** Start Records provided **

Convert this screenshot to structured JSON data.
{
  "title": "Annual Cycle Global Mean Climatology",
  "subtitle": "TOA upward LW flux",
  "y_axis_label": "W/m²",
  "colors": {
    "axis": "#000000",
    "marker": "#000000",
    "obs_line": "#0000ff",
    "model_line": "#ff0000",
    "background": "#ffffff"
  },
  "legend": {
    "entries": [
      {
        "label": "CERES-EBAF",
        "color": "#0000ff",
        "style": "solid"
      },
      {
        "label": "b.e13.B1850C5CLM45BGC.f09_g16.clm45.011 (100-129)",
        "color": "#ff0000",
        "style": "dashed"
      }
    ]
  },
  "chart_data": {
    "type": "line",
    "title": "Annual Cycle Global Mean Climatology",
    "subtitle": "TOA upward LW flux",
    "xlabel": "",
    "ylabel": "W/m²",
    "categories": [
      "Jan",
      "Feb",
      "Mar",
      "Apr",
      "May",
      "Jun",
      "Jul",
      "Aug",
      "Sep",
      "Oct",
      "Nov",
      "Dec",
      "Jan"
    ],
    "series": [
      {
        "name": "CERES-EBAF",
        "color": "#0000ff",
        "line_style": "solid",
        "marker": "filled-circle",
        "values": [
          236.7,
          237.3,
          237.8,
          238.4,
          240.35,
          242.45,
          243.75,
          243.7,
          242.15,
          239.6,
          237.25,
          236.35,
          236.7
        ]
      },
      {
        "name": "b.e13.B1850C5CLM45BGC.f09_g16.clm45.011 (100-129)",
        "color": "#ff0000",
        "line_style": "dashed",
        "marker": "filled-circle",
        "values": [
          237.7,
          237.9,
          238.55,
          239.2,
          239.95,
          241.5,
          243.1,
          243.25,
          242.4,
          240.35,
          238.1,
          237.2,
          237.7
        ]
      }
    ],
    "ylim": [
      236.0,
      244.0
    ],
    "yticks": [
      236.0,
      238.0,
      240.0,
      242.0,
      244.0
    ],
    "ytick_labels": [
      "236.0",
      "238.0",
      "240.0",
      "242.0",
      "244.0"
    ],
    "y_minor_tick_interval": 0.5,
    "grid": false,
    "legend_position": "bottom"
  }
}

** End Records provided **

● Set problem
How many lines of the entries above hold the string "Annual"? Reply with the number alone.

● Finished task
2